╭──

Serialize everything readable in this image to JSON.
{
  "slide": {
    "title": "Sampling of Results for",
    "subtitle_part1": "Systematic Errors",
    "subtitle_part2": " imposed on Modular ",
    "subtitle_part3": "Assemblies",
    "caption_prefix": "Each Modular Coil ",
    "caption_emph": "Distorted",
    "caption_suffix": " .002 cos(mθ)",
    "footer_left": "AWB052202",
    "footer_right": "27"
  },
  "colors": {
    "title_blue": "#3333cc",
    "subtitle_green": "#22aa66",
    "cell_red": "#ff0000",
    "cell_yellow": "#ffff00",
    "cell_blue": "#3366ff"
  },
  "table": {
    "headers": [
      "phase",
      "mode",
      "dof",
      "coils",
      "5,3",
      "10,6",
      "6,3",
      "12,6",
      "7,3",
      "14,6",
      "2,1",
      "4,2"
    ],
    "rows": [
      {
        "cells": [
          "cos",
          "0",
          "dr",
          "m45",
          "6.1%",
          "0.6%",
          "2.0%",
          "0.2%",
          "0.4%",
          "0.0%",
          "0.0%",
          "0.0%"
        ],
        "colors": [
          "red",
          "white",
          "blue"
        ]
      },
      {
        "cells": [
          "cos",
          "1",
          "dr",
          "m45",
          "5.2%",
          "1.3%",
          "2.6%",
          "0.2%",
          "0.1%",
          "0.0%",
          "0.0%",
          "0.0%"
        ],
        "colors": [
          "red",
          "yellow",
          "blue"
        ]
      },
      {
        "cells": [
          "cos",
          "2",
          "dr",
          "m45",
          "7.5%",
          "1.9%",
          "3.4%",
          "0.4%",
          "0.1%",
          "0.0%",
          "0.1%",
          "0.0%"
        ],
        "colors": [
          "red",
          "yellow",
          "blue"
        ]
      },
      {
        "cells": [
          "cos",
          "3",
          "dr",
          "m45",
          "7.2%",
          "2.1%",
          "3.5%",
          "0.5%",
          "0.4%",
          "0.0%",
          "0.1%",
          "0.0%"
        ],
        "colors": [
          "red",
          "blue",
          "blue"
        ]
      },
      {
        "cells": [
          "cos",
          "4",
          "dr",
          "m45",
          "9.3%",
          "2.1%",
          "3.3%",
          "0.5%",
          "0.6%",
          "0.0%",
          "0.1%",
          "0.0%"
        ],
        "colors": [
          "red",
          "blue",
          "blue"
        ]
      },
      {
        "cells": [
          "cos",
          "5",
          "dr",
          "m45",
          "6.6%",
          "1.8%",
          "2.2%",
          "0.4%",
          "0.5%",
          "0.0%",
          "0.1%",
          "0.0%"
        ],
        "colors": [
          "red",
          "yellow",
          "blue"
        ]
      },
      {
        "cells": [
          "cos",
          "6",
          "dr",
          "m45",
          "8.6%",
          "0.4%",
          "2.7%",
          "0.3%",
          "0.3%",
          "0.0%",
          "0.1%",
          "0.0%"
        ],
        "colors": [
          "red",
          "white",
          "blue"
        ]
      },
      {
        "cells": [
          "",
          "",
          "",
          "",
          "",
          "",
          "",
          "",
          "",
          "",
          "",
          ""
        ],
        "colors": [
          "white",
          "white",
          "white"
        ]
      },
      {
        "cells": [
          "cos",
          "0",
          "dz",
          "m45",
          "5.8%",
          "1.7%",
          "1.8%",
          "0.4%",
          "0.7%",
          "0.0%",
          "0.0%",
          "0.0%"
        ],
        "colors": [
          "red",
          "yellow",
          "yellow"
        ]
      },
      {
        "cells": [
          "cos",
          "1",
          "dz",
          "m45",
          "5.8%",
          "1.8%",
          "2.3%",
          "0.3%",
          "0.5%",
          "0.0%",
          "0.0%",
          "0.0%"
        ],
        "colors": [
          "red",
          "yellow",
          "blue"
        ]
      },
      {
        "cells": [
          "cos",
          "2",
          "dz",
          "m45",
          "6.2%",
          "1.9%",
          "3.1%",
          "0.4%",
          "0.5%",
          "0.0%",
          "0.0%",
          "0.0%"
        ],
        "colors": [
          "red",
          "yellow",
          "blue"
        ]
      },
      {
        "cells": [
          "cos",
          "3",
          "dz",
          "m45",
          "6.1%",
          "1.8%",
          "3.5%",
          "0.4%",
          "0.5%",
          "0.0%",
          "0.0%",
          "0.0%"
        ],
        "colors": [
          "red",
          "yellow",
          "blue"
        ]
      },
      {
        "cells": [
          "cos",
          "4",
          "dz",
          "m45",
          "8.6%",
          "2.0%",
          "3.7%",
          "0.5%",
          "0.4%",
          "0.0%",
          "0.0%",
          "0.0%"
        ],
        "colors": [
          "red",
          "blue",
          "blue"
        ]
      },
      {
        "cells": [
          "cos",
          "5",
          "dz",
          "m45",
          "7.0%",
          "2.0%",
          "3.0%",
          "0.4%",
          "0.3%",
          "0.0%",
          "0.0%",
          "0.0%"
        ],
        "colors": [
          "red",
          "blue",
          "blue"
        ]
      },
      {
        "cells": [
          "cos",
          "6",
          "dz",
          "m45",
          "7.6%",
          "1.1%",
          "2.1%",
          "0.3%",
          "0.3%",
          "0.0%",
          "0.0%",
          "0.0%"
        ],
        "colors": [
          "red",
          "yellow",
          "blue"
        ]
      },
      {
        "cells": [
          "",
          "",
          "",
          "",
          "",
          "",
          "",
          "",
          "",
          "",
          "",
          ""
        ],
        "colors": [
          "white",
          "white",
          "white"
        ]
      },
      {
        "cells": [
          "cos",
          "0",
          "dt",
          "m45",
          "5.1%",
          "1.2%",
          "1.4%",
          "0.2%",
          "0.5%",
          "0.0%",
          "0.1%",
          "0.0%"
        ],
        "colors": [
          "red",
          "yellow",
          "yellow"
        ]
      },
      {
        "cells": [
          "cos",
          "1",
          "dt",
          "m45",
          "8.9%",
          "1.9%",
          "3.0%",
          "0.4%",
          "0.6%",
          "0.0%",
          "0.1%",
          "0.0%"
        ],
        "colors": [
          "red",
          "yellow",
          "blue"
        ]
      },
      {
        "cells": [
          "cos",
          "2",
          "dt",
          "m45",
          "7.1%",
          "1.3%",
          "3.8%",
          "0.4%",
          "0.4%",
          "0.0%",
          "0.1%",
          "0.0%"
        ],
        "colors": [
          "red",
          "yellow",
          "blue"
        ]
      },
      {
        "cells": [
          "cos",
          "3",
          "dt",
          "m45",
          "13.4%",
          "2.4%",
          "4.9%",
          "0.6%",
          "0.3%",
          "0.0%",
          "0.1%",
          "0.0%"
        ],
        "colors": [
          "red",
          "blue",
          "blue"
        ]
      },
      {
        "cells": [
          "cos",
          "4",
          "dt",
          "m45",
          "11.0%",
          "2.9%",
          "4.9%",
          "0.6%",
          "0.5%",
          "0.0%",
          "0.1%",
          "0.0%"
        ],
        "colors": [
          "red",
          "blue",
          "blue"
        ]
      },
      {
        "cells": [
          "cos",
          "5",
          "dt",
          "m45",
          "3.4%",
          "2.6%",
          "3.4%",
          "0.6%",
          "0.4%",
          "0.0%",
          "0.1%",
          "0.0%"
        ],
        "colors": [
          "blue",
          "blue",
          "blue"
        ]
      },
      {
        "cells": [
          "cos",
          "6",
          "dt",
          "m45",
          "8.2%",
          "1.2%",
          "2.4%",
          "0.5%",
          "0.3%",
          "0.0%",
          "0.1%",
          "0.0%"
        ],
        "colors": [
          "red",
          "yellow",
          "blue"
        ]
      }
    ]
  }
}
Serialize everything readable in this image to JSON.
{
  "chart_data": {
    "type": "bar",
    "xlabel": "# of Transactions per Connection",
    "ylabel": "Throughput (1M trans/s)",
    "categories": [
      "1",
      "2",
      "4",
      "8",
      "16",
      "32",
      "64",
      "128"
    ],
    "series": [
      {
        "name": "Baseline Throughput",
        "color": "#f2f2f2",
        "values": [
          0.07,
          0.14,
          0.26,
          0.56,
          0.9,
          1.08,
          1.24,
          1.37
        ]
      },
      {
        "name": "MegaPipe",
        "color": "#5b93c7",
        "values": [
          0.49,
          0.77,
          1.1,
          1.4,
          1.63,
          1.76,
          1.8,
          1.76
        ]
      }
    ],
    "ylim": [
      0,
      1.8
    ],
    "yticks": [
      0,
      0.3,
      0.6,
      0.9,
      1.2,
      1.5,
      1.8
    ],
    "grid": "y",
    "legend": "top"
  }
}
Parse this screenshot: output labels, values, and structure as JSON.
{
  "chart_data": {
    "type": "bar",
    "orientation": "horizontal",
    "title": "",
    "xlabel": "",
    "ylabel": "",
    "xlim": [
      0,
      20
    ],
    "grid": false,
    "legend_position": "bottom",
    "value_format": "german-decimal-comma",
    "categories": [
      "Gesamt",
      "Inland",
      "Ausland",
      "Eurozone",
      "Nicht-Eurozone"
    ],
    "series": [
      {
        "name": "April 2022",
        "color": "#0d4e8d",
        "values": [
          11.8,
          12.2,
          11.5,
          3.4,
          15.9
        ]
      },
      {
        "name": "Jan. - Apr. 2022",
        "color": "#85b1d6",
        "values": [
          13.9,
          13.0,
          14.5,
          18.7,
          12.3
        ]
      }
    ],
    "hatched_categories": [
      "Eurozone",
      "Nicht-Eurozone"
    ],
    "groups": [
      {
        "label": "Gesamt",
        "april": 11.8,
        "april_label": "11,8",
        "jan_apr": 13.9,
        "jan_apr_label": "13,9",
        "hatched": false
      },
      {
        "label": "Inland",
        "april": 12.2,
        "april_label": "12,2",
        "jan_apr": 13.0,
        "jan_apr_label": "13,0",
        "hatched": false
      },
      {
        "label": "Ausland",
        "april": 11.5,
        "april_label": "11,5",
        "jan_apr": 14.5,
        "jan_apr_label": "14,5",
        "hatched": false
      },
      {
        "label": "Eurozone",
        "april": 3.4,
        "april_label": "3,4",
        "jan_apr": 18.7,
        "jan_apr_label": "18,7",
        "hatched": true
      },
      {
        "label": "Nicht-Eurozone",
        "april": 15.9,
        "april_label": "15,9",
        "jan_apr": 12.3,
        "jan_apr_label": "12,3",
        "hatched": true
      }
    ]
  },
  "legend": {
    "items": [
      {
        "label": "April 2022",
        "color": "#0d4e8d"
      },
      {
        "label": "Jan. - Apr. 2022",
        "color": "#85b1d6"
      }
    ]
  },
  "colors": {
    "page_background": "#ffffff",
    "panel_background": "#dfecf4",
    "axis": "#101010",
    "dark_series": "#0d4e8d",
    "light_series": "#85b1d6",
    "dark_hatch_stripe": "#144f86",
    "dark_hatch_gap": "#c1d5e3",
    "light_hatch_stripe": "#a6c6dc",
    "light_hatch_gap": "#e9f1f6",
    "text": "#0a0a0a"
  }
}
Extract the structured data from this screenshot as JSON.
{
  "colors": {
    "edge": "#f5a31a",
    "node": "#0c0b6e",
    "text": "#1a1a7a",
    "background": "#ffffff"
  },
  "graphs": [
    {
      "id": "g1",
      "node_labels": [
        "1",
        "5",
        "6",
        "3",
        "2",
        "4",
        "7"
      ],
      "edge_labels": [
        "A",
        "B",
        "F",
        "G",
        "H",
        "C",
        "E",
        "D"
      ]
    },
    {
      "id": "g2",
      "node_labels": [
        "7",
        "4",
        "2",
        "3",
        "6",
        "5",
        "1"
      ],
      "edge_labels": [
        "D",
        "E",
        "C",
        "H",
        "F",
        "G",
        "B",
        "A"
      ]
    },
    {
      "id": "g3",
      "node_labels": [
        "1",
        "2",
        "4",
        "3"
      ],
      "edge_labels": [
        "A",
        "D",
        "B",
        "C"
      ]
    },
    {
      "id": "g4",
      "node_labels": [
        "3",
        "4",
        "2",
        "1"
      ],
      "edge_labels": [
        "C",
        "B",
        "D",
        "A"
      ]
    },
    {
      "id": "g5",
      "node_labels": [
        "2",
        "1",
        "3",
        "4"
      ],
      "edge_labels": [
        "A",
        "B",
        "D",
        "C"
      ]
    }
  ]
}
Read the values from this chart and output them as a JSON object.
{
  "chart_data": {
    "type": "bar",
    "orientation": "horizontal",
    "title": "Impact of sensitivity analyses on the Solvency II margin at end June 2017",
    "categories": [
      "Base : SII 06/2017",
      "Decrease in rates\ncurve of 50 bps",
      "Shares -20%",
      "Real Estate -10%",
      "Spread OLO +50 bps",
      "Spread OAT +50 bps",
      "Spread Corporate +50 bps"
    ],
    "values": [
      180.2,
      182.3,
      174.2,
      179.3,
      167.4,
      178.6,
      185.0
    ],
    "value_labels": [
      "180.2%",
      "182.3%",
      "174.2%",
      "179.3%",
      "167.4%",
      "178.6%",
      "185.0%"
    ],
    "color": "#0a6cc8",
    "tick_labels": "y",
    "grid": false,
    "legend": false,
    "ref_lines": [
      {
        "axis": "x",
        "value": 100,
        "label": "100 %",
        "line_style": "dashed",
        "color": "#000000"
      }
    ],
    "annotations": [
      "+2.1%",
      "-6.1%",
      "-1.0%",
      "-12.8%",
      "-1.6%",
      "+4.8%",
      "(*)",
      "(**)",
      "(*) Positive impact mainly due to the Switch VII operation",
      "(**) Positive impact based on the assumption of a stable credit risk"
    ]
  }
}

╰──

▸ **TASK DETAILS**
Gather from the entries above all lines that include the string "JSON".

▸ **SOLUTION FOR THIS EXERCISE**
Serialize everything readable in this image to JSON.
Serialize everything readable in this image to JSON.
Parse this screenshot: output labels, values, and structure as JSON.
Extract the structured data from this screenshot as JSON.
Read the values from this chart and output them as a JSON object.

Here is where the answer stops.